Given task: Extract all lines from the data beneath that include the word "this".

Recorded data:
[Start]

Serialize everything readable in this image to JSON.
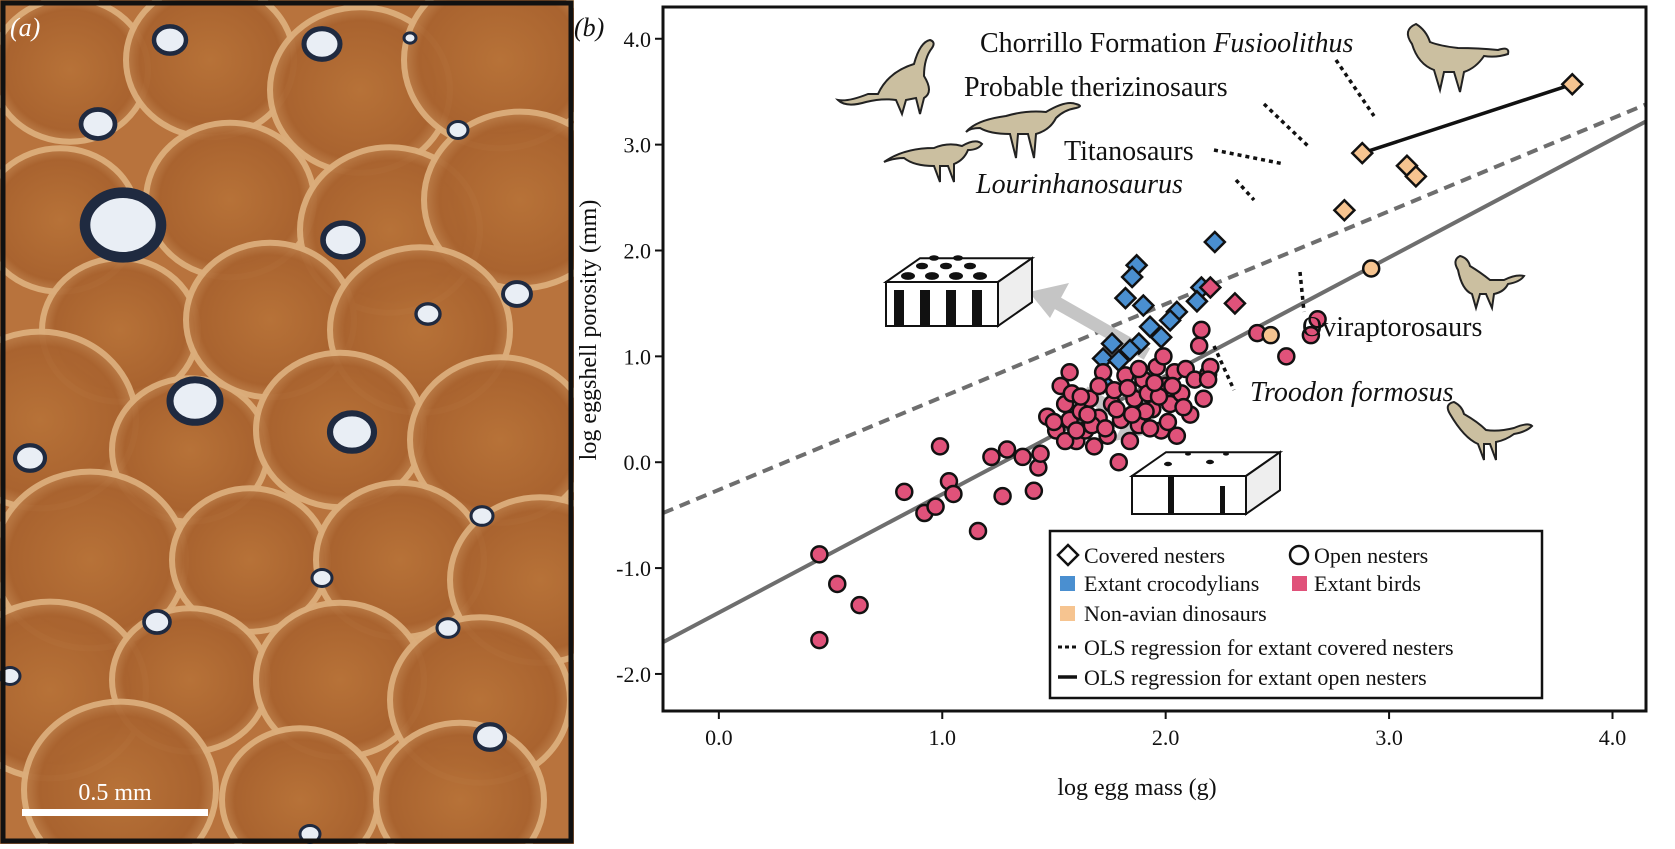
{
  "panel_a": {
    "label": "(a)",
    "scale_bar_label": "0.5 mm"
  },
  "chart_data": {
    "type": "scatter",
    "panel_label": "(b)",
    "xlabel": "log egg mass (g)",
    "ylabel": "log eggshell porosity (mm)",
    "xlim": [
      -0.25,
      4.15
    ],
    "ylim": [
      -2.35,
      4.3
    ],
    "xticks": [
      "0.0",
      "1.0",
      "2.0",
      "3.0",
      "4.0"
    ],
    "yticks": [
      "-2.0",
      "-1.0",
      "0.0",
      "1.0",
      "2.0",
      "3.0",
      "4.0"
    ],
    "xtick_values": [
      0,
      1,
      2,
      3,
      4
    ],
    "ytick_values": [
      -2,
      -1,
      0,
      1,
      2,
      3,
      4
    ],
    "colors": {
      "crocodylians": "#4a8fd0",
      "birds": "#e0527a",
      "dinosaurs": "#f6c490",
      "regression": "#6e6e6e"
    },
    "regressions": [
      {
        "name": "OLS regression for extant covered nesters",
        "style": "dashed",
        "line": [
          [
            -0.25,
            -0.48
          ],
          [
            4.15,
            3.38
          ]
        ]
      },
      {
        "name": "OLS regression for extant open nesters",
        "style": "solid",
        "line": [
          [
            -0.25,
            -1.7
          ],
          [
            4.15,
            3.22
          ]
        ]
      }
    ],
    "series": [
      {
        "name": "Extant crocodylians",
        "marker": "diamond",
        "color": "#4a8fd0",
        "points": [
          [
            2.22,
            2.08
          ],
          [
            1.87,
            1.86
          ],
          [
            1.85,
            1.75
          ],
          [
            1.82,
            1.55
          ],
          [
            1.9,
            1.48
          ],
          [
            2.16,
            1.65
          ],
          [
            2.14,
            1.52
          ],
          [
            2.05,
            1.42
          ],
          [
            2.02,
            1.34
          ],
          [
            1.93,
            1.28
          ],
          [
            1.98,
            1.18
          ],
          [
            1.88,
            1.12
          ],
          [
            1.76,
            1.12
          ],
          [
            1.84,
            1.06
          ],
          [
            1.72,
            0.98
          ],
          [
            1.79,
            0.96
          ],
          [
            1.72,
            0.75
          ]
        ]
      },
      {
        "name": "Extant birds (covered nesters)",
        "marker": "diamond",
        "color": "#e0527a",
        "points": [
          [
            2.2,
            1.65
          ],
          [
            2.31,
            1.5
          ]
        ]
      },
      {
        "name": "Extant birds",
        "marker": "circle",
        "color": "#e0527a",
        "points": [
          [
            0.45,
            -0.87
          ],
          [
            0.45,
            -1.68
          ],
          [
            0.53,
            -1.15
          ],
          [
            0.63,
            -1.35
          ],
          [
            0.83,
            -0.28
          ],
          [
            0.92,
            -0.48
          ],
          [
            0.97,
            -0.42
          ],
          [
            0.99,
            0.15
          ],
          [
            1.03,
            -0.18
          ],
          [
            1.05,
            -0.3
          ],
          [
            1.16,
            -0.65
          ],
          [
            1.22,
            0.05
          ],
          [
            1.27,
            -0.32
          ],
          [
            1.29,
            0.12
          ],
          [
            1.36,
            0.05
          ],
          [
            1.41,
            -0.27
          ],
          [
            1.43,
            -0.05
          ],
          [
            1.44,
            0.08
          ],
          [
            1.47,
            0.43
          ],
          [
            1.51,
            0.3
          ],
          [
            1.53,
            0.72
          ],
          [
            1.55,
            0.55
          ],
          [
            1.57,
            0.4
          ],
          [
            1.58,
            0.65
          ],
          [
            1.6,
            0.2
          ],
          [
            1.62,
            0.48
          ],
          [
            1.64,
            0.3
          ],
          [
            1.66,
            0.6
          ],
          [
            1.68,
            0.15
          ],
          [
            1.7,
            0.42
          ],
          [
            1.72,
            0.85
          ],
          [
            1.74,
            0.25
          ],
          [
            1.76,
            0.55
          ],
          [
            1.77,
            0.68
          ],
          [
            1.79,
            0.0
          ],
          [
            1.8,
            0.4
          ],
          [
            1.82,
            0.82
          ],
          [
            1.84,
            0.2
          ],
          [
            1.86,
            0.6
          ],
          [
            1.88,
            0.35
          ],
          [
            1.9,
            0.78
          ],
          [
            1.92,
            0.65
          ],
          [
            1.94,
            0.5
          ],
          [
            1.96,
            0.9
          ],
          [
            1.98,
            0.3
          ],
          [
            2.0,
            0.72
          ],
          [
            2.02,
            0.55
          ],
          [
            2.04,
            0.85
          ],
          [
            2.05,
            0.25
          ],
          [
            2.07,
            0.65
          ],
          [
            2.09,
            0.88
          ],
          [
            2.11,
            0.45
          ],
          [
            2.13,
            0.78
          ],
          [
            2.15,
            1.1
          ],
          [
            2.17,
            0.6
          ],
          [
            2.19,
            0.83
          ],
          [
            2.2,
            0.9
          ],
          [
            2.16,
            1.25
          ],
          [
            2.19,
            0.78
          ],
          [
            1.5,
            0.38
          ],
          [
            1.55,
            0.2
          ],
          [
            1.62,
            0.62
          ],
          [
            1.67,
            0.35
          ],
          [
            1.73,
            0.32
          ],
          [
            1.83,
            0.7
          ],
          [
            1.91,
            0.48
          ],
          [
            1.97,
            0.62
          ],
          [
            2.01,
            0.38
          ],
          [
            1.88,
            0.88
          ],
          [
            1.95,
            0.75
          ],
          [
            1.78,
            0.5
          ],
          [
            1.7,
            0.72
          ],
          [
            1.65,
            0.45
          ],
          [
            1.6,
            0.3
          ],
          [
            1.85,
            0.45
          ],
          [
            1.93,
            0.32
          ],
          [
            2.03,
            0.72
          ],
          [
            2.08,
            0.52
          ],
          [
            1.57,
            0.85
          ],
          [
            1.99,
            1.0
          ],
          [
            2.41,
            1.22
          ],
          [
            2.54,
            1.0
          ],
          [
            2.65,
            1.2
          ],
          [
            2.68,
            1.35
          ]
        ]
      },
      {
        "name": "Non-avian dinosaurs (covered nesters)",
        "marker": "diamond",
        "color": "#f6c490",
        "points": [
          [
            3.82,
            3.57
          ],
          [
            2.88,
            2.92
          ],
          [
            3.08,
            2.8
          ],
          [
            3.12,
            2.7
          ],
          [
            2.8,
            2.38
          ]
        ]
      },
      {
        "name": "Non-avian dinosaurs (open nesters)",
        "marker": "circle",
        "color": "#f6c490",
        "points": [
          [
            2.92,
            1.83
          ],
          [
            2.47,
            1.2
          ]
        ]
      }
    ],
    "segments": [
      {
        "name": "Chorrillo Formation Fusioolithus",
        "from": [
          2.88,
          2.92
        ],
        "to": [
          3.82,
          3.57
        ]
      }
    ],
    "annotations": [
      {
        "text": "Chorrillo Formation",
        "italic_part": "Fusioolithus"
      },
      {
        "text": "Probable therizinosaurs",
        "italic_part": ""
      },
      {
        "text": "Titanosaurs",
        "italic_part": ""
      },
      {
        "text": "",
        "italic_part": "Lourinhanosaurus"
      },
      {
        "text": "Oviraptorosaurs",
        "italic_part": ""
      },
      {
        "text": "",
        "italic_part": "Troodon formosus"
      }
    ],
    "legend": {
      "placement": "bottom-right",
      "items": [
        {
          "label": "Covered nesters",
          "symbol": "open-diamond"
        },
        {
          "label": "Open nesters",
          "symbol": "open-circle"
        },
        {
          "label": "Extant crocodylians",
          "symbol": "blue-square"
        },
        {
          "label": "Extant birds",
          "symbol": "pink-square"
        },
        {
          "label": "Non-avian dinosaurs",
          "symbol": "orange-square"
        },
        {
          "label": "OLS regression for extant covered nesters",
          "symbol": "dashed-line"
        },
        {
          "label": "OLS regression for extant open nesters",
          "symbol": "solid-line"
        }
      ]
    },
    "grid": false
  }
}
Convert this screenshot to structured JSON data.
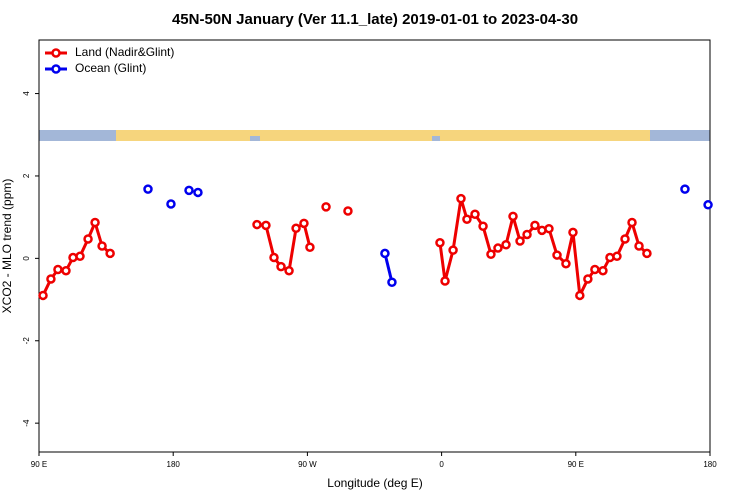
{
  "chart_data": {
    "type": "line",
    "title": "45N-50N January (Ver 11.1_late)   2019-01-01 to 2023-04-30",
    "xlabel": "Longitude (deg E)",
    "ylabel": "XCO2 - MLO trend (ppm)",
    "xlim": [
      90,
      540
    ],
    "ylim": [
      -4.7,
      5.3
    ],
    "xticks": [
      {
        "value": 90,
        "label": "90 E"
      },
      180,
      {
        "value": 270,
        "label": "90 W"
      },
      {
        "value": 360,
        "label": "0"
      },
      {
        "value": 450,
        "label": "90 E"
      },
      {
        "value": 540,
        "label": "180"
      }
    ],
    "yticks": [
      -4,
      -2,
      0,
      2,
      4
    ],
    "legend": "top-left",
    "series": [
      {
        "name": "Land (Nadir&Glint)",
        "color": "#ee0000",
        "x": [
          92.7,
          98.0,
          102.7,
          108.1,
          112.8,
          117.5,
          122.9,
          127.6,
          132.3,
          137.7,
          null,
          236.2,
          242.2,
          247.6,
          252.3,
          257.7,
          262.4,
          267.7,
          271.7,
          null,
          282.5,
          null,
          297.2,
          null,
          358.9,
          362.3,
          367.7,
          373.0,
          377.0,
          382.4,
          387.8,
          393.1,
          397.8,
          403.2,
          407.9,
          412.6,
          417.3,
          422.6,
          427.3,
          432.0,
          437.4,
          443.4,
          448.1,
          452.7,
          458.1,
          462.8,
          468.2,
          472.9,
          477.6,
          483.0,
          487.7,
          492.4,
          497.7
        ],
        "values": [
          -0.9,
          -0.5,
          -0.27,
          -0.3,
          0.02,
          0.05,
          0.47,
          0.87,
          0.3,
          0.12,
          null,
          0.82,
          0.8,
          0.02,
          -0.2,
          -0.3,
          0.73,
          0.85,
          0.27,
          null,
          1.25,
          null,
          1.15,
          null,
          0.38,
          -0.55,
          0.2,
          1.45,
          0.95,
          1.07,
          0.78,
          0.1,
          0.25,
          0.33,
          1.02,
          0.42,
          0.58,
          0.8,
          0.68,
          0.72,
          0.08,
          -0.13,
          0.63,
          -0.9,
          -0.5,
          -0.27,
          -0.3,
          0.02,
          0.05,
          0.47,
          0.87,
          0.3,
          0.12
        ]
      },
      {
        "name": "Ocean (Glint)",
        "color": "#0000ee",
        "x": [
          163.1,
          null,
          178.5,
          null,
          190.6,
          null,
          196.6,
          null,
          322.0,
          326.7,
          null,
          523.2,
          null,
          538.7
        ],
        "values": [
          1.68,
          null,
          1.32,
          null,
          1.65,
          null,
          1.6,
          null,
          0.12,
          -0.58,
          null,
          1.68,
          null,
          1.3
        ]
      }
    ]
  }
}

[End]

Written reply:
Serialize everything readable in this image to JSON.
Convert this screenshot to structured JSON data.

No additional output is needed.